*Your goal*
Write out the listing again with "Localize" replaced by "Locate" and everything else unchanged. Omit the pictures.

--- Available records ---

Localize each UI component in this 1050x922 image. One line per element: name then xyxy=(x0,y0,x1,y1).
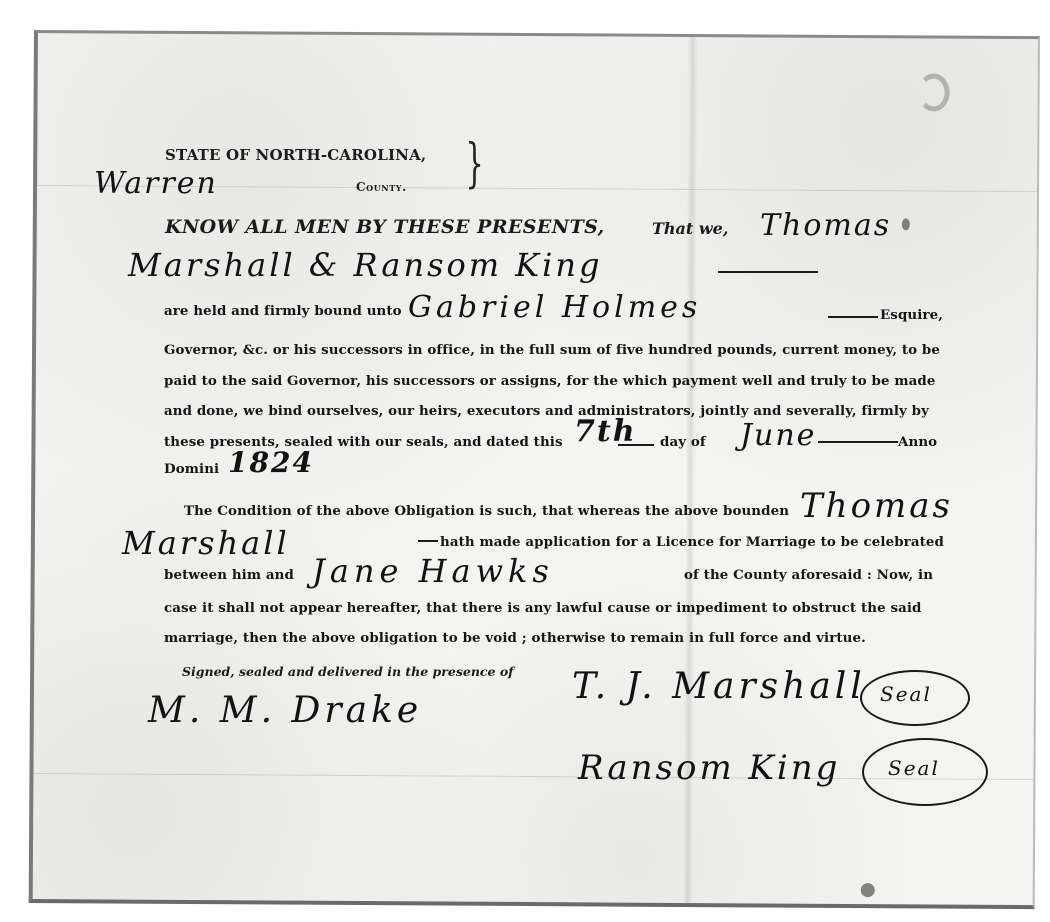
condition-line-3-prefix: between him and xyxy=(164,567,294,583)
signer-2-signature: Ransom King xyxy=(578,748,840,788)
signer-1-signature: T. J. Marshall xyxy=(572,666,866,707)
brace-glyph: } xyxy=(465,138,483,190)
county-label: County. xyxy=(356,180,407,194)
condition-line-3-suffix: of the County aforesaid : Now, in xyxy=(684,567,933,583)
bond-line-1-prefix: are held and firmly bound unto xyxy=(164,303,402,319)
ink-blot xyxy=(861,883,875,897)
preamble-lead: KNOW ALL MEN BY THESE PRESENTS, xyxy=(165,216,605,238)
governor-name-handwritten: Gabriel Holmes xyxy=(408,290,701,325)
month-handwritten: June xyxy=(740,418,816,453)
signed-caption: Signed, sealed and delivered in the pres… xyxy=(182,664,514,679)
groom-name-handwritten-2: Marshall xyxy=(122,524,290,562)
bond-line-5-prefix: these presents, sealed with our seals, a… xyxy=(164,434,563,450)
condition-line-1: The Condition of the above Obligation is… xyxy=(184,503,789,519)
bond-line-3: paid to the said Governor, his successor… xyxy=(164,373,935,389)
bride-name-handwritten: Jane Hawks xyxy=(312,552,554,590)
seal-1-label: Seal xyxy=(880,682,932,706)
blank-rule xyxy=(418,540,438,542)
year-handwritten: 1824 xyxy=(228,446,314,479)
groom-name-handwritten-1: Thomas xyxy=(800,486,953,526)
anno-label: Anno xyxy=(898,434,937,450)
blank-rule xyxy=(828,316,878,318)
condition-line-4: case it shall not appear hereafter, that… xyxy=(164,600,922,616)
blank-rule xyxy=(718,271,818,273)
principal-name-1: Thomas xyxy=(760,208,891,243)
ink-blot xyxy=(902,218,910,230)
condition-line-2: hath made application for a Licence for … xyxy=(440,534,944,550)
blank-rule xyxy=(818,441,898,443)
bond-line-4: and done, we bind ourselves, our heirs, … xyxy=(164,403,929,419)
day-of-label: day of xyxy=(660,434,706,450)
principal-name-2: Marshall & Ransom King xyxy=(128,246,603,284)
condition-line-5: marriage, then the above obligation to b… xyxy=(164,630,866,646)
esquire-label: Esquire, xyxy=(880,307,943,323)
preamble-that-we: That we, xyxy=(652,219,728,238)
seal-2-label: Seal xyxy=(888,756,940,780)
domini-label: Domini xyxy=(164,461,219,477)
witness-signature: M. M. Drake xyxy=(148,690,422,731)
state-heading: STATE OF NORTH-CAROLINA, xyxy=(165,146,426,164)
blank-rule xyxy=(618,444,654,446)
stain-mark xyxy=(918,73,950,111)
county-handwritten: Warren xyxy=(94,166,218,201)
bond-line-1: are held and firmly bound unto xyxy=(164,303,402,319)
bond-line-2: Governor, &c. or his successors in offic… xyxy=(164,342,940,358)
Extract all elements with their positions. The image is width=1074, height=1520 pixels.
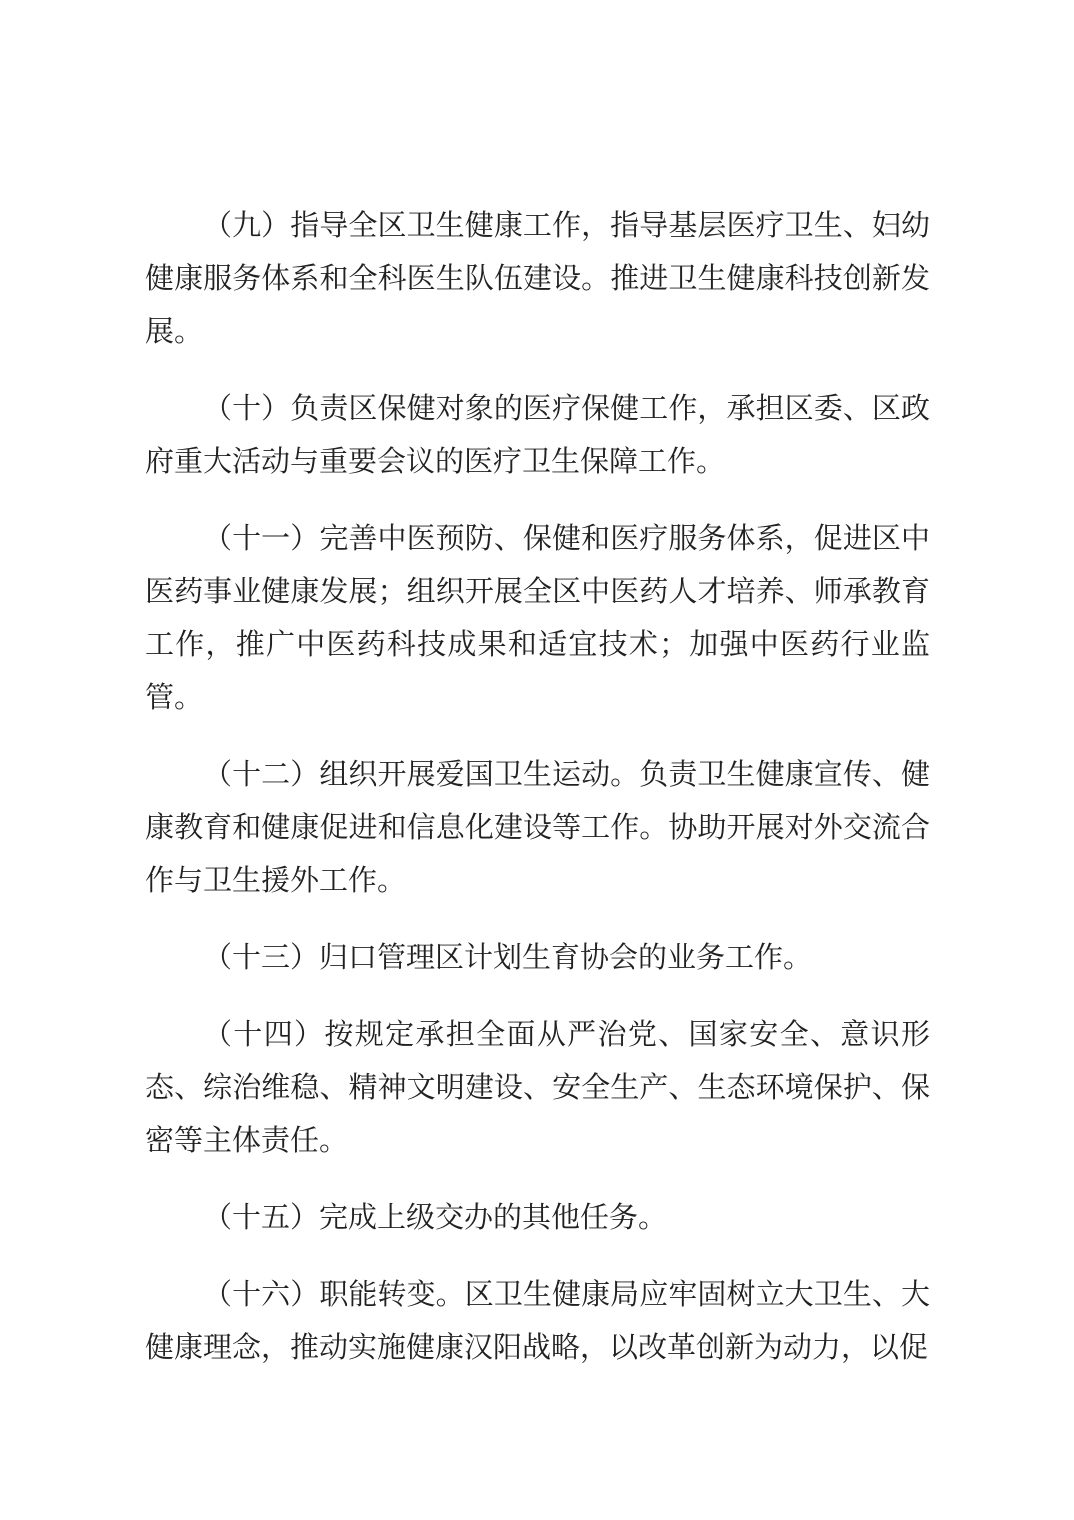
document-page: （九）指导全区卫生健康工作，指导基层医疗卫生、妇幼健康服务体系和全科医生队伍建设… xyxy=(0,0,1074,1520)
paragraph-item-13: （十三）归口管理区计划生育协会的业务工作。 xyxy=(145,932,930,985)
paragraph-item-11: （十一）完善中医预防、保健和医疗服务体系，促进区中医药事业健康发展；组织开展全区… xyxy=(145,513,930,725)
paragraph-item-15: （十五）完成上级交办的其他任务。 xyxy=(145,1192,930,1245)
paragraph-item-12: （十二）组织开展爱国卫生运动。负责卫生健康宣传、健康教育和健康促进和信息化建设等… xyxy=(145,749,930,908)
paragraph-item-10: （十）负责区保健对象的医疗保健工作，承担区委、区政府重大活动与重要会议的医疗卫生… xyxy=(145,383,930,489)
paragraph-item-16: （十六）职能转变。区卫生健康局应牢固树立大卫生、大健康理念，推动实施健康汉阳战略… xyxy=(145,1269,930,1375)
paragraph-item-14: （十四）按规定承担全面从严治党、国家安全、意识形态、综治维稳、精神文明建设、安全… xyxy=(145,1009,930,1168)
paragraph-item-9: （九）指导全区卫生健康工作，指导基层医疗卫生、妇幼健康服务体系和全科医生队伍建设… xyxy=(145,200,930,359)
document-body: （九）指导全区卫生健康工作，指导基层医疗卫生、妇幼健康服务体系和全科医生队伍建设… xyxy=(0,0,1074,1520)
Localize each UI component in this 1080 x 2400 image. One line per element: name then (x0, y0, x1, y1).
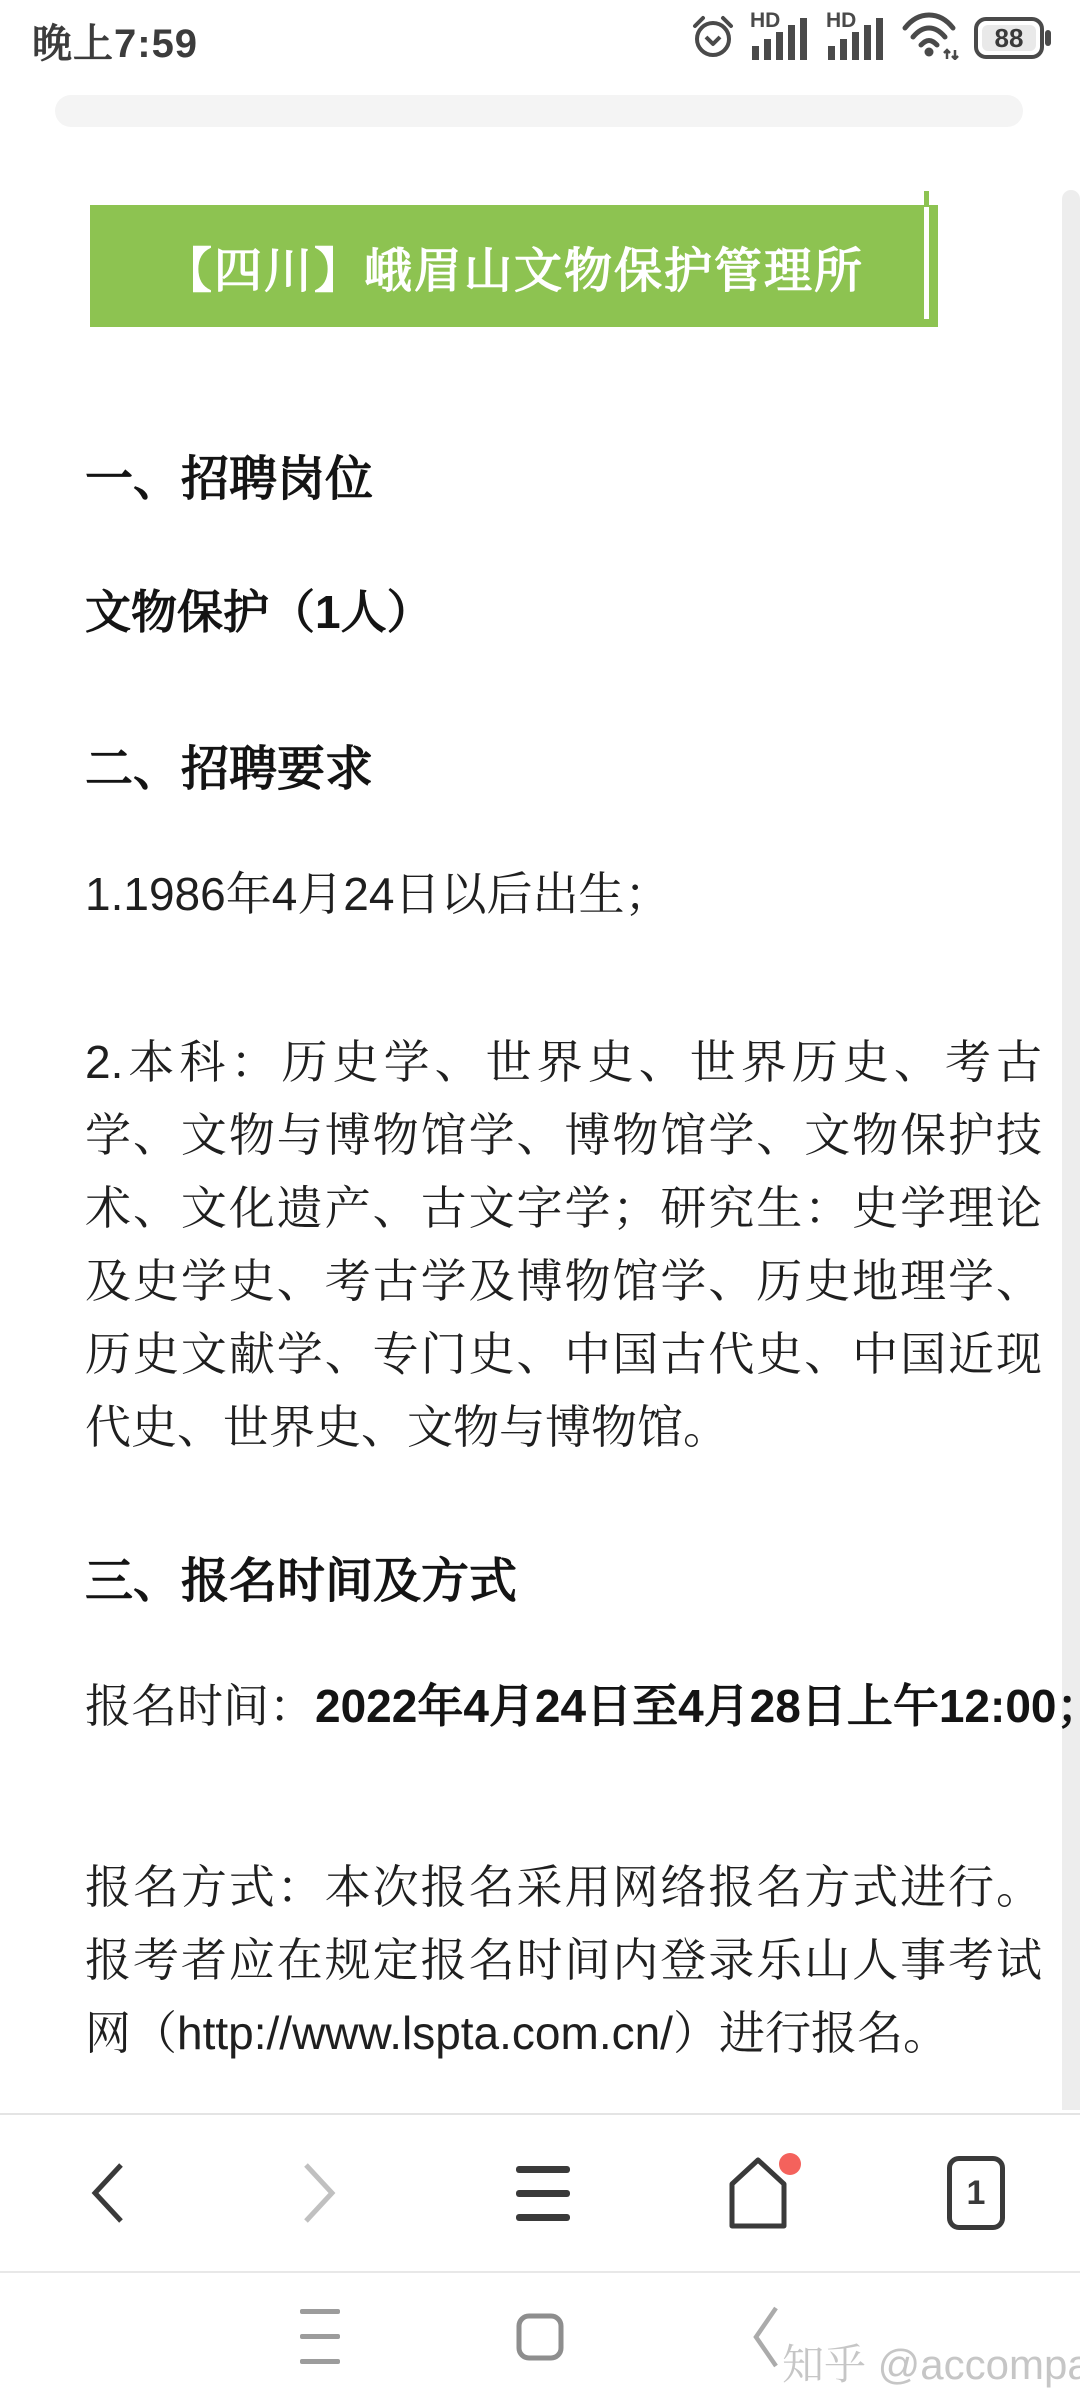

---

*Result*
Locate each UI component in this 1050x922 image. One line per element: name then xyxy=(x0,y0,x1,y1).
condition-line-3-prefix: between him and xyxy=(164,567,294,583)
signer-2-signature: Ransom King xyxy=(578,748,840,788)
signer-1-signature: T. J. Marshall xyxy=(572,666,866,707)
brace-glyph: } xyxy=(465,138,483,190)
county-label: County. xyxy=(356,180,407,194)
condition-line-3-suffix: of the County aforesaid : Now, in xyxy=(684,567,933,583)
bond-line-1-prefix: are held and firmly bound unto xyxy=(164,303,402,319)
ink-blot xyxy=(861,883,875,897)
preamble-lead: KNOW ALL MEN BY THESE PRESENTS, xyxy=(165,216,605,238)
governor-name-handwritten: Gabriel Holmes xyxy=(408,290,701,325)
month-handwritten: June xyxy=(740,418,816,453)
signed-caption: Signed, sealed and delivered in the pres… xyxy=(182,664,514,679)
groom-name-handwritten-2: Marshall xyxy=(122,524,290,562)
bond-line-5-prefix: these presents, sealed with our seals, a… xyxy=(164,434,563,450)
condition-line-1: The Condition of the above Obligation is… xyxy=(184,503,789,519)
bond-line-3: paid to the said Governor, his successor… xyxy=(164,373,935,389)
bride-name-handwritten: Jane Hawks xyxy=(312,552,554,590)
seal-1-label: Seal xyxy=(880,682,932,706)
blank-rule xyxy=(418,540,438,542)
year-handwritten: 1824 xyxy=(228,446,314,479)
groom-name-handwritten-1: Thomas xyxy=(800,486,953,526)
anno-label: Anno xyxy=(898,434,937,450)
blank-rule xyxy=(828,316,878,318)
condition-line-4: case it shall not appear hereafter, that… xyxy=(164,600,922,616)
blank-rule xyxy=(718,271,818,273)
principal-name-1: Thomas xyxy=(760,208,891,243)
ink-blot xyxy=(902,218,910,230)
condition-line-2: hath made application for a Licence for … xyxy=(440,534,944,550)
blank-rule xyxy=(818,441,898,443)
bond-line-4: and done, we bind ourselves, our heirs, … xyxy=(164,403,929,419)
day-of-label: day of xyxy=(660,434,706,450)
principal-name-2: Marshall & Ransom King xyxy=(128,246,603,284)
condition-line-5: marriage, then the above obligation to b… xyxy=(164,630,866,646)
esquire-label: Esquire, xyxy=(880,307,943,323)
preamble-that-we: That we, xyxy=(652,219,728,238)
seal-2-label: Seal xyxy=(888,756,940,780)
domini-label: Domini xyxy=(164,461,219,477)
witness-signature: M. M. Drake xyxy=(148,690,422,731)
state-heading: STATE OF NORTH-CAROLINA, xyxy=(165,146,426,164)
blank-rule xyxy=(618,444,654,446)
stain-mark xyxy=(918,73,950,111)
county-handwritten: Warren xyxy=(94,166,218,201)
bond-line-1: are held and firmly bound unto xyxy=(164,303,402,319)
bond-line-2: Governor, &c. or his successors in offic… xyxy=(164,342,940,358)
Extract all elements with their positions. The image is width=1074, height=1520 pixels.
document-page: （九）指导全区卫生健康工作，指导基层医疗卫生、妇幼健康服务体系和全科医生队伍建设… xyxy=(0,0,1074,1520)
paragraph-item-13: （十三）归口管理区计划生育协会的业务工作。 xyxy=(145,932,930,985)
paragraph-item-11: （十一）完善中医预防、保健和医疗服务体系，促进区中医药事业健康发展；组织开展全区… xyxy=(145,513,930,725)
paragraph-item-15: （十五）完成上级交办的其他任务。 xyxy=(145,1192,930,1245)
paragraph-item-12: （十二）组织开展爱国卫生运动。负责卫生健康宣传、健康教育和健康促进和信息化建设等… xyxy=(145,749,930,908)
paragraph-item-10: （十）负责区保健对象的医疗保健工作，承担区委、区政府重大活动与重要会议的医疗卫生… xyxy=(145,383,930,489)
paragraph-item-16: （十六）职能转变。区卫生健康局应牢固树立大卫生、大健康理念，推动实施健康汉阳战略… xyxy=(145,1269,930,1375)
paragraph-item-14: （十四）按规定承担全面从严治党、国家安全、意识形态、综治维稳、精神文明建设、安全… xyxy=(145,1009,930,1168)
paragraph-item-9: （九）指导全区卫生健康工作，指导基层医疗卫生、妇幼健康服务体系和全科医生队伍建设… xyxy=(145,200,930,359)
document-body: （九）指导全区卫生健康工作，指导基层医疗卫生、妇幼健康服务体系和全科医生队伍建设… xyxy=(0,0,1074,1520)
Locate each UI component in this 1080 x 2400 image. One line per element: name then (x0, y0, x1, y1).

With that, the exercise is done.